- _What is expected_
Exactly repeat the material, dropping every picture from the copy.

- _Provided material_

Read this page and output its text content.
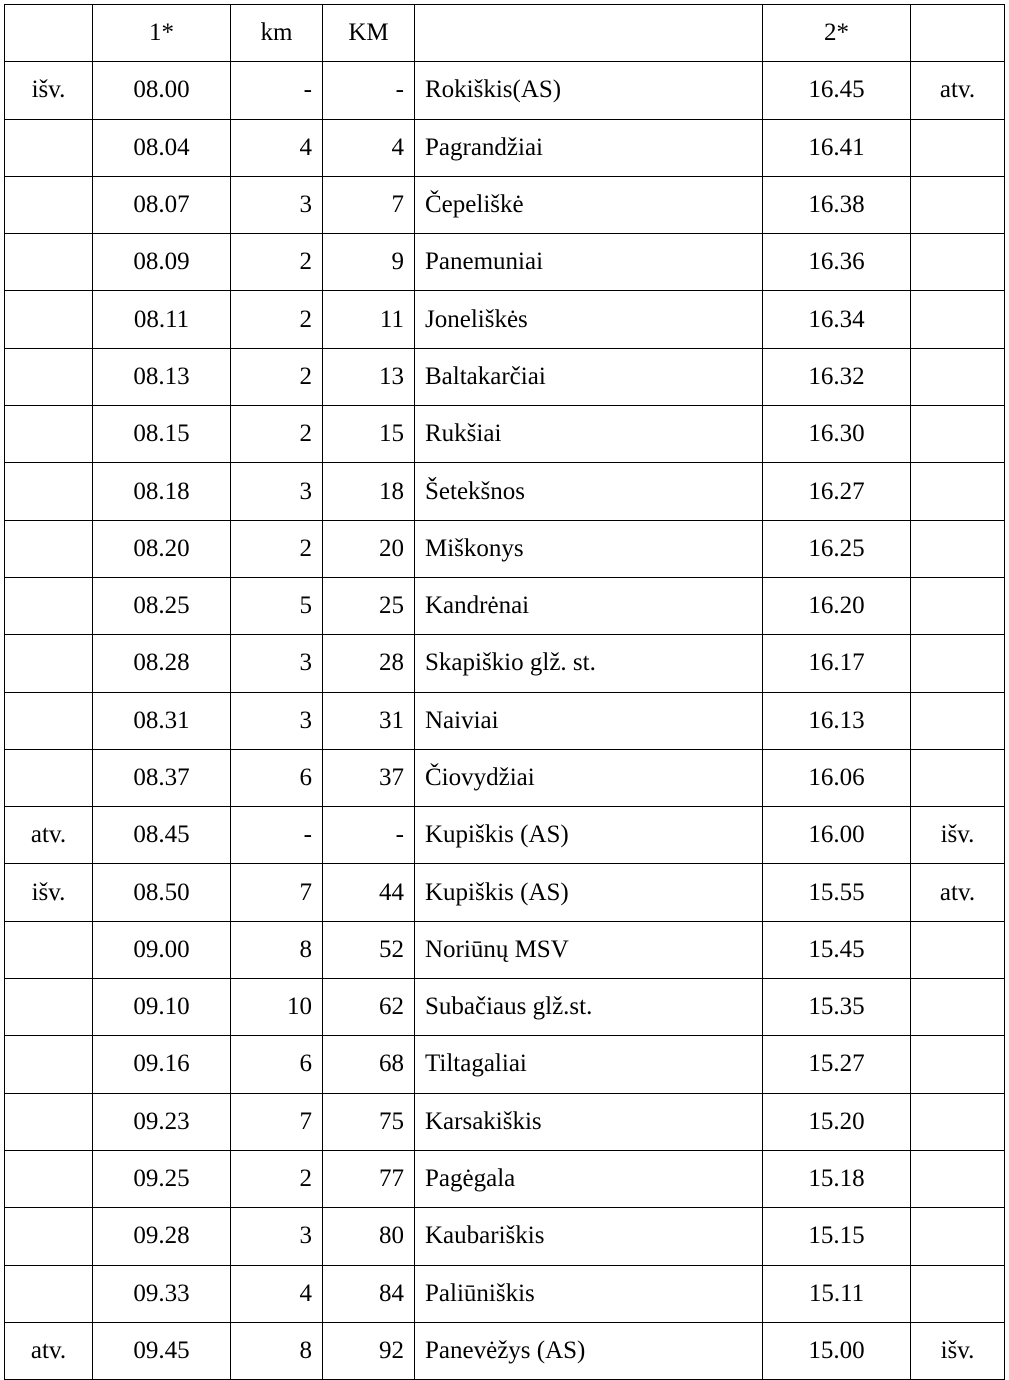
	1*	km	KM		2*	
išv.	08.00	-	-	Rokiškis(AS)	16.45	atv.
	08.04	4	4	Pagrandžiai	16.41	
	08.07	3	7	Čepeliškė	16.38	
	08.09	2	9	Panemuniai	16.36	
	08.11	2	11	Joneliškės	16.34	
	08.13	2	13	Baltakarčiai	16.32	
	08.15	2	15	Rukšiai	16.30	
	08.18	3	18	Šetekšnos	16.27	
	08.20	2	20	Miškonys	16.25	
	08.25	5	25	Kandrėnai	16.20	
	08.28	3	28	Skapiškio glž. st.	16.17	
	08.31	3	31	Naiviai	16.13	
	08.37	6	37	Čiovydžiai	16.06	
atv.	08.45	-	-	Kupiškis (AS)	16.00	išv.
išv.	08.50	7	44	Kupiškis (AS)	15.55	atv.
	09.00	8	52	Noriūnų MSV	15.45	
	09.10	10	62	Subačiaus glž.st.	15.35	
	09.16	6	68	Tiltagaliai	15.27	
	09.23	7	75	Karsakiškis	15.20	
	09.25	2	77	Pagėgala	15.18	
	09.28	3	80	Kaubariškis	15.15	
	09.33	4	84	Paliūniškis	15.11	
atv.	09.45	8	92	Panevėžys (AS)	15.00	išv.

- _Exercise answer_
Read this page and output its text content.
	1*	km	KM		2*	
išv.	08.00	-	-	Rokiškis(AS)	16.45	atv.
	08.04	4	4	Pagrandžiai	16.41	
	08.07	3	7	Čepeliškė	16.38	
	08.09	2	9	Panemuniai	16.36	
	08.11	2	11	Joneliškės	16.34	
	08.13	2	13	Baltakarčiai	16.32	
	08.15	2	15	Rukšiai	16.30	
	08.18	3	18	Šetekšnos	16.27	
	08.20	2	20	Miškonys	16.25	
	08.25	5	25	Kandrėnai	16.20	
	08.28	3	28	Skapiškio glž. st.	16.17	
	08.31	3	31	Naiviai	16.13	
	08.37	6	37	Čiovydžiai	16.06	
atv.	08.45	-	-	Kupiškis (AS)	16.00	išv.
išv.	08.50	7	44	Kupiškis (AS)	15.55	atv.
	09.00	8	52	Noriūnų MSV	15.45	
	09.10	10	62	Subačiaus glž.st.	15.35	
	09.16	6	68	Tiltagaliai	15.27	
	09.23	7	75	Karsakiškis	15.20	
	09.25	2	77	Pagėgala	15.18	
	09.28	3	80	Kaubariškis	15.15	
	09.33	4	84	Paliūniškis	15.11	
atv.	09.45	8	92	Panevėžys (AS)	15.00	išv.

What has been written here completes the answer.